§ **INSTRUCTIONS FOR THE TASK**
Retype all of the data. Every line must match exactly.

§ **EXCERPTED DATA**
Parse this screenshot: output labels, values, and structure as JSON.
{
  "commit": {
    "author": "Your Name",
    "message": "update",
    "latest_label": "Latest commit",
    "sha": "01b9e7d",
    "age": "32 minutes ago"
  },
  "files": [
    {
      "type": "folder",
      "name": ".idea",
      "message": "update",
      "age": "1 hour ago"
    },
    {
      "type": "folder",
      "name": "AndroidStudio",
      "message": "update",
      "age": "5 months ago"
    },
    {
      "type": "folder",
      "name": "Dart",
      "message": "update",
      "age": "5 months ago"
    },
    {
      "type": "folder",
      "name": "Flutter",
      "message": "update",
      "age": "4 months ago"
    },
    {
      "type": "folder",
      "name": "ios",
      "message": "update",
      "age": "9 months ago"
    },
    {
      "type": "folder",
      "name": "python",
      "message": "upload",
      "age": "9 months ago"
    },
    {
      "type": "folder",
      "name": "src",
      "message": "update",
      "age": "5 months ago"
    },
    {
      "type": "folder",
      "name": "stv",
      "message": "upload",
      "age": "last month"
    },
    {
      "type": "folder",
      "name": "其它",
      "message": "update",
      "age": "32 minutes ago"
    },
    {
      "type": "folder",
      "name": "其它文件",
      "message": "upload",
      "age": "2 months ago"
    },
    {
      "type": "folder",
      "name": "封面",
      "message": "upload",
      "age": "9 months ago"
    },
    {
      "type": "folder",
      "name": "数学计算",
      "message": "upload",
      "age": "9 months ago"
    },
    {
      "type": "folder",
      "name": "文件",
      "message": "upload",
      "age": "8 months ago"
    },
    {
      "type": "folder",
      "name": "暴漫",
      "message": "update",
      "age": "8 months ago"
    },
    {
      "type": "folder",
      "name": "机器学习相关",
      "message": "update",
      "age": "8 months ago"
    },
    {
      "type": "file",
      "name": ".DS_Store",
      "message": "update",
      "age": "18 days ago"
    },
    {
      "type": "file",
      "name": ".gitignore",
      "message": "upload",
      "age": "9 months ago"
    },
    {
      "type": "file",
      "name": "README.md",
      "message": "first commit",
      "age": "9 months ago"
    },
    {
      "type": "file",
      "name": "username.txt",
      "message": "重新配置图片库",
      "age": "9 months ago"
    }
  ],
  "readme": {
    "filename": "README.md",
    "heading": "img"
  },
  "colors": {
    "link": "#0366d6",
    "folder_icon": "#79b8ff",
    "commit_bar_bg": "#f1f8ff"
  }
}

§ **EXERCISE OUTPUT**
Parse this screenshot: output labels, values, and structure as JSON.
{
  "commit": {
    "author": "Your Name",
    "message": "update",
    "latest_label": "Latest commit",
    "sha": "01b9e7d",
    "age": "32 minutes ago"
  },
  "files": [
    {
      "type": "folder",
      "name": ".idea",
      "message": "update",
      "age": "1 hour ago"
    },
    {
      "type": "folder",
      "name": "AndroidStudio",
      "message": "update",
      "age": "5 months ago"
    },
    {
      "type": "folder",
      "name": "Dart",
      "message": "update",
      "age": "5 months ago"
    },
    {
      "type": "folder",
      "name": "Flutter",
      "message": "update",
      "age": "4 months ago"
    },
    {
      "type": "folder",
      "name": "ios",
      "message": "update",
      "age": "9 months ago"
    },
    {
      "type": "folder",
      "name": "python",
      "message": "upload",
      "age": "9 months ago"
    },
    {
      "type": "folder",
      "name": "src",
      "message": "update",
      "age": "5 months ago"
    },
    {
      "type": "folder",
      "name": "stv",
      "message": "upload",
      "age": "last month"
    },
    {
      "type": "folder",
      "name": "其它",
      "message": "update",
      "age": "32 minutes ago"
    },
    {
      "type": "folder",
      "name": "其它文件",
      "message": "upload",
      "age": "2 months ago"
    },
    {
      "type": "folder",
      "name": "封面",
      "message": "upload",
      "age": "9 months ago"
    },
    {
      "type": "folder",
      "name": "数学计算",
      "message": "upload",
      "age": "9 months ago"
    },
    {
      "type": "folder",
      "name": "文件",
      "message": "upload",
      "age": "8 months ago"
    },
    {
      "type": "folder",
      "name": "暴漫",
      "message": "update",
      "age": "8 months ago"
    },
    {
      "type": "folder",
      "name": "机器学习相关",
      "message": "update",
      "age": "8 months ago"
    },
    {
      "type": "file",
      "name": ".DS_Store",
      "message": "update",
      "age": "18 days ago"
    },
    {
      "type": "file",
      "name": ".gitignore",
      "message": "upload",
      "age": "9 months ago"
    },
    {
      "type": "file",
      "name": "README.md",
      "message": "first commit",
      "age": "9 months ago"
    },
    {
      "type": "file",
      "name": "username.txt",
      "message": "重新配置图片库",
      "age": "9 months ago"
    }
  ],
  "readme": {
    "filename": "README.md",
    "heading": "img"
  },
  "colors": {
    "link": "#0366d6",
    "folder_icon": "#79b8ff",
    "commit_bar_bg": "#f1f8ff"
  }
}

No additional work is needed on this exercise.